§ Texte de la page:
•••••
Daech produit et écoule du pétrole grâce à une multitude d'intermédiaires qui forment un tissu économique dans lequel sont insérés la population, les groupes armés locaux et le régime, tous ces acteurs achetant du pétrole à l'organisation terroriste.
Le ministère des affaires étrangères et du développement international est-il capable de décrire précisément ces réseaux et leur fonctionnement, la situation devant être comparable en Irak où les Kurdes sont également intéressés par le commerce du pétrole ?
Notre ministère n'a plus de présence sur place.
Je ne vous le fais pas dire. L'ancien président de la République, M. Nicolas Sarkozy, a décidé de fermer notre ambassade à Damas en mars 2012, ce choix ayant été confirmé et mis en oeuvre par son successeur, M. François Hollande, trois mois plus tard ; nous n'avons donc plus de représentation diplomatique officielle en Syrie. Par quels moyens obtenez-vous donc les informations dont vous venez de faire état ?
•••••
§ Tâches à réaliser:
A) Traduisez en anglais la phrase suivante, tirée du texte sur le commerce du pétrole de Daech : « Daech produit et écoule du pétrole grâce à une multitude d'intermédiaires qui forment un tissu économique dans lequel sont insérés la population, les groupes armés locaux et le régime, tous ces acteurs achetant du pétrole à l'organisation terroriste. »
B) Rédigez la suite du texte sur le commerce du pétrole de Daech, en reprenant juste après sa dernière phrase.

§ Éléments de données:
•••••
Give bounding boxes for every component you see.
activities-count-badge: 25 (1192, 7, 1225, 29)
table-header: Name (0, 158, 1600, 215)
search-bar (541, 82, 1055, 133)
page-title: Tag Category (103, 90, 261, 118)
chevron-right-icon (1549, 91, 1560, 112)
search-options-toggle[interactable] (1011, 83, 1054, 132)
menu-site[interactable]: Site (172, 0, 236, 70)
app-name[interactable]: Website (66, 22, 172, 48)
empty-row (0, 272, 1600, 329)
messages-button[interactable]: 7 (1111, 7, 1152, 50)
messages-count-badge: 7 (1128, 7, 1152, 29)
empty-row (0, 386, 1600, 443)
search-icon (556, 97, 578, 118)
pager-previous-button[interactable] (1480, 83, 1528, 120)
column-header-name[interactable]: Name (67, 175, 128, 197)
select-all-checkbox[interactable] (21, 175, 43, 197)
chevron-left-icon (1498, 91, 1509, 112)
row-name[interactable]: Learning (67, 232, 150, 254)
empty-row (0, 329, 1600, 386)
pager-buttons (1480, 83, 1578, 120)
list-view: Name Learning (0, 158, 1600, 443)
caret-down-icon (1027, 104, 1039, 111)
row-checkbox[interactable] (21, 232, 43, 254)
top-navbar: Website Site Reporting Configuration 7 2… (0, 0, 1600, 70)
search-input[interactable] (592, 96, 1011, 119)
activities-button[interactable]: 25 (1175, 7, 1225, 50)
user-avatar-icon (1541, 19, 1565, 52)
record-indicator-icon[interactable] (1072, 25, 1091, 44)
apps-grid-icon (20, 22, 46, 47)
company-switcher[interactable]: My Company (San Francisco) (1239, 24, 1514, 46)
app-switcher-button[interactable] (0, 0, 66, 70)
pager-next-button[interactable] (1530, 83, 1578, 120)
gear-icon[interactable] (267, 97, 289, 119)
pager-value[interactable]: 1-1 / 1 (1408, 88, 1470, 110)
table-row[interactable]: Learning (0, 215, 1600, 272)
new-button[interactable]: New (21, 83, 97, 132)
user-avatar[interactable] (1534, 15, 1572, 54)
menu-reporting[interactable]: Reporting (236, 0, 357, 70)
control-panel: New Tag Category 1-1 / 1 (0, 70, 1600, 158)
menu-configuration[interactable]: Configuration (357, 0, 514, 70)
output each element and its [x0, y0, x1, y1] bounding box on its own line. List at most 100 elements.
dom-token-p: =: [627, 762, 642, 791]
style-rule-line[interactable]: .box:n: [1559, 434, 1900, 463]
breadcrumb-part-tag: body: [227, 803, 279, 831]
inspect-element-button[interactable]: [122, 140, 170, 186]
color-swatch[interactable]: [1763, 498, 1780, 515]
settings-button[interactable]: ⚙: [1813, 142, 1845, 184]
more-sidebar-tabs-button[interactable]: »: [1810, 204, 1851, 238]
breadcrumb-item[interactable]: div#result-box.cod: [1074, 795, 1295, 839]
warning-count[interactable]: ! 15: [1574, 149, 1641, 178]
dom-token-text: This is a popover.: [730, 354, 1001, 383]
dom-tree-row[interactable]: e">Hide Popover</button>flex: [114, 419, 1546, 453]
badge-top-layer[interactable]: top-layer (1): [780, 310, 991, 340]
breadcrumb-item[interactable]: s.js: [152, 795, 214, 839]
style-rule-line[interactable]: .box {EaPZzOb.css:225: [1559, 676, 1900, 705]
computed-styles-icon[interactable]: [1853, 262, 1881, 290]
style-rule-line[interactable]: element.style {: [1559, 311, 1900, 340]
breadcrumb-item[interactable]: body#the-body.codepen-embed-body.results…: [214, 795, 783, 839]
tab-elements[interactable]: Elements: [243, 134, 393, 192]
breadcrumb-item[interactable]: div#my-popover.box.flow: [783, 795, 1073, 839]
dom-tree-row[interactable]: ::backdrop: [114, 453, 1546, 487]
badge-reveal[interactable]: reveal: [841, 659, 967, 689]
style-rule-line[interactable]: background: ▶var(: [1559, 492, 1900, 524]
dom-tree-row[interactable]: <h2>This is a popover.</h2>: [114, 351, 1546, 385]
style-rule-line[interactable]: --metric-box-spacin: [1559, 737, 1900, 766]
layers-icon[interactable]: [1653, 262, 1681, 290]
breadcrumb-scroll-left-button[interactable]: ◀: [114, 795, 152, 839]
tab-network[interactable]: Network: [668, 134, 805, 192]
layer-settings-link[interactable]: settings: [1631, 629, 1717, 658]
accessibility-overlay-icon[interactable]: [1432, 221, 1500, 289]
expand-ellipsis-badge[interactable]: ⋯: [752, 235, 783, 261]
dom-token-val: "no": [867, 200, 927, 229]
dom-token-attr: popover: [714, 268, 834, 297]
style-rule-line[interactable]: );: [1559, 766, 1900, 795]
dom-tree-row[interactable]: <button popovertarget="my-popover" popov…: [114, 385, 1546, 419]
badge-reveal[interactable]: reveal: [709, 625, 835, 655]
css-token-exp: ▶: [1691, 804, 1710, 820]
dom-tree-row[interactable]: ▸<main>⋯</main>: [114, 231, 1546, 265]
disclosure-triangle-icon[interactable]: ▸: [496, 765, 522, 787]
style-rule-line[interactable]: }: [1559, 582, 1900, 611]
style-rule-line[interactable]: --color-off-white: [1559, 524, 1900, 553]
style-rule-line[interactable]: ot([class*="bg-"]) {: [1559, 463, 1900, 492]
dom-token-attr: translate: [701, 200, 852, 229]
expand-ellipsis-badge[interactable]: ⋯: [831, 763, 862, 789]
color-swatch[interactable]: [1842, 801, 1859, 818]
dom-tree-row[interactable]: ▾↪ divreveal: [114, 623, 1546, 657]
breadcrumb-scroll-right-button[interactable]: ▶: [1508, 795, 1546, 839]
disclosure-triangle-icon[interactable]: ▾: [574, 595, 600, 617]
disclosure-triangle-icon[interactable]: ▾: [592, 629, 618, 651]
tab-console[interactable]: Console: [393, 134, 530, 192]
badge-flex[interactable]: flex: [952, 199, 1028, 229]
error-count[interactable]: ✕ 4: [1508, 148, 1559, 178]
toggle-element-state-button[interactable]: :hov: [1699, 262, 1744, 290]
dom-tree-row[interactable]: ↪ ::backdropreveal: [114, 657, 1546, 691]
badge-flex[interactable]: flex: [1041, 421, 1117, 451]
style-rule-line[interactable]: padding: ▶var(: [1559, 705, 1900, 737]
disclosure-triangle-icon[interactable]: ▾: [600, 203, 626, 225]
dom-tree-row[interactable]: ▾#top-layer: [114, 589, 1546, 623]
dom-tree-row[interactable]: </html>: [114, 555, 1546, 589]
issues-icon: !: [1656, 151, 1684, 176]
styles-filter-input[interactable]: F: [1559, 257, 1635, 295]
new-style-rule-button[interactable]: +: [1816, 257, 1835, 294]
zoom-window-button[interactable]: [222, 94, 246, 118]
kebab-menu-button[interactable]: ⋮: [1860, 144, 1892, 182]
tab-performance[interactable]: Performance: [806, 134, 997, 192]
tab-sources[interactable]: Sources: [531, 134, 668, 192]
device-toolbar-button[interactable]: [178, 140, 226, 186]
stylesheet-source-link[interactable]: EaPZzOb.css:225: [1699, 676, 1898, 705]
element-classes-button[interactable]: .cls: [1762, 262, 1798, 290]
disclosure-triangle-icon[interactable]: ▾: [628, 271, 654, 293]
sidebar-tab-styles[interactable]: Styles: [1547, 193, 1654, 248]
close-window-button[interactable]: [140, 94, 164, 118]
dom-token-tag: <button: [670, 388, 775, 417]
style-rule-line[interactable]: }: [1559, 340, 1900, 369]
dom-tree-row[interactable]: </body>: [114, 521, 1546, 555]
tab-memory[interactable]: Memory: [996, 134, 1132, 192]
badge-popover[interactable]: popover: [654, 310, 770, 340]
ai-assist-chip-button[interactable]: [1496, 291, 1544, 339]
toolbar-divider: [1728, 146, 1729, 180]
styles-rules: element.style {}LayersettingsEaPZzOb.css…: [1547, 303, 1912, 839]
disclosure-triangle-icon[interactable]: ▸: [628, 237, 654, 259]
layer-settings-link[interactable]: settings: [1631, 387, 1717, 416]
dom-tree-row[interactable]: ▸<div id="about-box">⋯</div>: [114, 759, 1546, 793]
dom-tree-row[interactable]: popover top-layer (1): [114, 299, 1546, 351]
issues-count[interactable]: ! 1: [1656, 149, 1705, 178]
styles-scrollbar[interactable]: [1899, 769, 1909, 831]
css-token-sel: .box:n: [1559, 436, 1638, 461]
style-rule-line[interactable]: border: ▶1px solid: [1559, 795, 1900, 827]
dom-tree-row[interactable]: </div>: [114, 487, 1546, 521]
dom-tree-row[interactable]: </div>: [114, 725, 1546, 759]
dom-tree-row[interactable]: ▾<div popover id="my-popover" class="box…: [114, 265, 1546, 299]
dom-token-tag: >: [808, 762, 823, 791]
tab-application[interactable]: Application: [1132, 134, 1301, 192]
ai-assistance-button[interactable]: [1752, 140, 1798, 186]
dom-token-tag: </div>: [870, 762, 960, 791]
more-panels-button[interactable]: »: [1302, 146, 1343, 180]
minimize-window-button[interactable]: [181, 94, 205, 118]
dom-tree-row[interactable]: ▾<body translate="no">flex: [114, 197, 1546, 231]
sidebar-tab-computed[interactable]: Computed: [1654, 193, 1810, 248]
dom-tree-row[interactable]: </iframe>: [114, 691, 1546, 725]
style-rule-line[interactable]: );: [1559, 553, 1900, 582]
•••••
§ Résultats finaux:
A) Daesh produces and sells oil through a multitude of intermediaries who form an economic fabric in which the population, local armed groups and the regime are embedded, all of these actors buying oil from the terrorist organization.

B)
Même si l'on avait encore une ambassade en Syrie, les personnels diplomatiques ne se rendraient pas à Raqqa pour obtenir des renseignements. Dans les trois zones contrôlées par l'EI, au Nord, au Centre et au Sud jusqu'à Kuneitra, tous les acteurs internationaux s'informent par des contacts discrets noués avec des habitants et des activistes. Un bus quotidien relie encore Raqqa à Beyrouth, si bien qu'il est possible de parler avec des gens connaissant des villes occupées par l'EI. Nos services de renseignement – la direction du renseignement militaire (DRM), la direction générale de la sécurité intérieure (DGSI) et la direction générale de la sécurité extérieure (DGSE) – nous fournissent des informations. Comme nos partenaires internationaux, nous recoupons différentes sources pour obtenir des indications fiables, car personne ne peut envoyer de consul honoraire à Raqqa !
Europol a présenté la semaine dernière un rapport inquiétant qui expliquait que le soi-disant État islamique conservait la capacité de perpétrer de nouvelles attaques en Europe. Cependant, il semble que leurs ressources financières aient diminué au cours des derniers mois. Les Syriens affirment que les salaires versés aux combattants de Daech sont plus faibles qu'il y a trois ou quatre mois. Pensez-vous que la destruction de sites pétrolifères ait joué un rôle important dans le tarissement des revenus de Daech ?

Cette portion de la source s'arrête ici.